I- O acto de execução pressupõe também uma definição anterior da situação jurídica que não altera em termos de conteúdo, merecendo por isso a qualificação de "acto confirmativo" em sentido amplo; pois a especificidade da execução não apaga, antes acentua, a confirmatividade do acto.
II- Essa face concretizante da execução é irrelevante face ao escopo do art. 55 LPTA: desconhecedor o recorrente do acto que, em momento anterior, definiria a sua posição perante a entidade pública, há que evitar a rejeição do recurso por ele interposto do acto subsequente baseada no carácter confirmativo do mesmo.
III- Nos termos do art. 26 n. 2 da LPTA a resposta ao recurso só pode ser assinada pelo próprio autor do acto recorrido ou por quem haja sucedido na respectiva competência.
IV- É materialmente inconstitucional, por violação do princípio da reserva da função jurisdicional aos Tribunais estabelecida nos arts. 205 e 206 da Constituição da República na redacção anterior à
2 revisão constitucional, a norma contida no art.
4 ns. 1 e 3 do Dec-Lei n. 103-B/89 de 4 de Abril na parte em que permite aos Ministérios das Finanças e do Planeamento e da Administração do Território, com base em comunicação das dívidas dos Municípios feita pela EDP, proceder à retenção de verbas provenientes da participação no Fundo de Equilíbrio Financeiro, para efeitos de pagamento dessas dívidas.
V- Essa ausência de base legal inquina o acto em apreço do vício de usurpação de poder.

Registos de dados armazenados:
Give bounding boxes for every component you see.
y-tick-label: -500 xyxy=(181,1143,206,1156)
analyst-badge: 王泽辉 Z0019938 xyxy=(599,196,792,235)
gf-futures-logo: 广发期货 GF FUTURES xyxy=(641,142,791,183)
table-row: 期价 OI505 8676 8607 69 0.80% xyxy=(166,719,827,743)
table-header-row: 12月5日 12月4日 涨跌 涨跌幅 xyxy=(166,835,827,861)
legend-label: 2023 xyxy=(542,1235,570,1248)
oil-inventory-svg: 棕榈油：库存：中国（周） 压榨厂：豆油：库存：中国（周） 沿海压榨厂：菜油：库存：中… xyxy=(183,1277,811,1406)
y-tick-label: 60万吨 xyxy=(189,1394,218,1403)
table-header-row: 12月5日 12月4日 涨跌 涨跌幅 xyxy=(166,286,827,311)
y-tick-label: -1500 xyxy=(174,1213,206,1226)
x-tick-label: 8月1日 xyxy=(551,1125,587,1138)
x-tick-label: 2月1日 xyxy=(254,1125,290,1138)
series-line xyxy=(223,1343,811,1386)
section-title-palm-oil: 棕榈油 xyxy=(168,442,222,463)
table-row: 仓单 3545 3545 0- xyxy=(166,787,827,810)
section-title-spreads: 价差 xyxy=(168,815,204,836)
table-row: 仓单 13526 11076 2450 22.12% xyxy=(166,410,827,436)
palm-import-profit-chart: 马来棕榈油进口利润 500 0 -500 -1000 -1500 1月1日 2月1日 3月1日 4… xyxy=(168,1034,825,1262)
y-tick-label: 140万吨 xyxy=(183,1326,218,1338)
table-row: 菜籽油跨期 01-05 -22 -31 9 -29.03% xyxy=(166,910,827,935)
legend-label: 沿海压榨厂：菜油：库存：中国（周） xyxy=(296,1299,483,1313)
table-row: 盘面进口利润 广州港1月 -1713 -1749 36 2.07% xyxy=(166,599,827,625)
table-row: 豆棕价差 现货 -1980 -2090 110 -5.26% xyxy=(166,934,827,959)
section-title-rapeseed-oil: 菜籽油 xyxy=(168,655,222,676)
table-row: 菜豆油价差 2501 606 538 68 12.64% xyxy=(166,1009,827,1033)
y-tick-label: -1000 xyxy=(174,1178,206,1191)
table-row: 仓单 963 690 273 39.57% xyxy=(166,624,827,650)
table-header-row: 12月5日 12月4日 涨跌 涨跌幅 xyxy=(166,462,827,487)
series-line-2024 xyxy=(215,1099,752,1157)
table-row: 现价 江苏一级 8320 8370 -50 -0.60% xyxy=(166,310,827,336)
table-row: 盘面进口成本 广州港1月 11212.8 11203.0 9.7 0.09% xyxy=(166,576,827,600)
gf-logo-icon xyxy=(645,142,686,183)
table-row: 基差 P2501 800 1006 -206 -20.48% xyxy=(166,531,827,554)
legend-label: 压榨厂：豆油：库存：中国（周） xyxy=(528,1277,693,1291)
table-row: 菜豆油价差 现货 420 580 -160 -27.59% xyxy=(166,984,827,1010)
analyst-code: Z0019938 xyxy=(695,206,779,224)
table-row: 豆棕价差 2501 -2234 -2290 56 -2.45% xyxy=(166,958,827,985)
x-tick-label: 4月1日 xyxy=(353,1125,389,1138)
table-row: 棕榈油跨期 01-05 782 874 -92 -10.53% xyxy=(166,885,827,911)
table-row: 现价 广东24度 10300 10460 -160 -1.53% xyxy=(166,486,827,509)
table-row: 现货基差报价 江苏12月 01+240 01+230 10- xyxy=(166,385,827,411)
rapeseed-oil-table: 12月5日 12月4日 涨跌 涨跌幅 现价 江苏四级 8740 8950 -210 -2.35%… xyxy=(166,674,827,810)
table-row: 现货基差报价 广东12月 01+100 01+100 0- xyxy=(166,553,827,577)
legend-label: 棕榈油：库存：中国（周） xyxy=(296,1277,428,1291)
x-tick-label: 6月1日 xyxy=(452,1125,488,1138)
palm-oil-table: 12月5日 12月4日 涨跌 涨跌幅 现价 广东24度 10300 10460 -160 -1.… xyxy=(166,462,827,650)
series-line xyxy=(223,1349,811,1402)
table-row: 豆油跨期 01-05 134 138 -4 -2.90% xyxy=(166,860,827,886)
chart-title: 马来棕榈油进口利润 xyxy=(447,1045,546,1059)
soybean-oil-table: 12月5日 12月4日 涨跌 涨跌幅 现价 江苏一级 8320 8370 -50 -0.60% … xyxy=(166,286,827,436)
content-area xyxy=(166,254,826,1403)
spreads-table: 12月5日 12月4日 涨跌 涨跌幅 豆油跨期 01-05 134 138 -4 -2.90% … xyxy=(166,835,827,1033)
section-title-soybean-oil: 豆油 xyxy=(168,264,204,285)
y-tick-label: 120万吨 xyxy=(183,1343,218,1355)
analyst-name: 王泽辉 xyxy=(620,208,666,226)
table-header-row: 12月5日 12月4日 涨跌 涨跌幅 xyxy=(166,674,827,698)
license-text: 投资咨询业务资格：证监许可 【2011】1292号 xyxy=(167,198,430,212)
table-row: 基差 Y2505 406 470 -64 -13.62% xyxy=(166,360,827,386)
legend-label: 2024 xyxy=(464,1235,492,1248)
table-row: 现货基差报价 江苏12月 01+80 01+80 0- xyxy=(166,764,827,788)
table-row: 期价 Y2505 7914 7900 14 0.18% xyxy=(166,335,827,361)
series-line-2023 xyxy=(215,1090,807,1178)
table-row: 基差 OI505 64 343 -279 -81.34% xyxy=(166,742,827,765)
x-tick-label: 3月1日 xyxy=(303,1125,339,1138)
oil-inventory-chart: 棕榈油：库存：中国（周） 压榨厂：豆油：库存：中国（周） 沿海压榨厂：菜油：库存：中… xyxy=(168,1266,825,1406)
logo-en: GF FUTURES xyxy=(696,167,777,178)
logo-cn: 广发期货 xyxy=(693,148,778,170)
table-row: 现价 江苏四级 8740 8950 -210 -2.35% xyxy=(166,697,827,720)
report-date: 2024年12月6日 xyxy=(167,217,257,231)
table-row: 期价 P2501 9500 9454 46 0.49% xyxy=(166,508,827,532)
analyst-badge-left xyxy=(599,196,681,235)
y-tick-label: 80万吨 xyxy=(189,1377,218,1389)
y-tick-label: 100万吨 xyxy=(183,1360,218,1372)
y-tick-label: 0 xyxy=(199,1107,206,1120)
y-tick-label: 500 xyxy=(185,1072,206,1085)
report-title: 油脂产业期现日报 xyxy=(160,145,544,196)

▸ **Instruções**:
A) Pode reproduzir o trecho do texto extraído que abre com as palavras que contêm "IV- É materialmente" e fecha em "usurpação de poder.", trocando "retenção" por "cativação"?
B) Que diplomas legais são mencionados no texto extraído?
C) Segundo o texto extraído, quem pode assinar a resposta ao recurso?

▸ **Respostas por ordem**:
A)
IV- É materialmente inconstitucional, por violação do princípio da reserva da função jurisdicional aos Tribunais estabelecida nos arts. 205 e 206 da Constituição da República na redacção anterior à
2 revisão constitucional, a norma contida no art.
4 ns. 1 e 3 do Dec-Lei n. 103-B/89 de 4 de Abril na parte em que permite aos Ministérios das Finanças e do Planeamento e da Administração do Território, com base em comunicação das dívidas dos Municípios feita pela EDP, proceder à cativação de verbas provenientes da participação no Fundo de Equilíbrio Financeiro, para efeitos de pagamento dessas dívidas.
V- Essa ausência de base legal inquina o acto em apreço do vício de usurpação de poder.

B) LPTA; Constituição da República; Dec-Lei n. 103-B/89 de 4 de Abril

C) Só o próprio autor do acto recorrido ou quem haja sucedido na respectiva competência.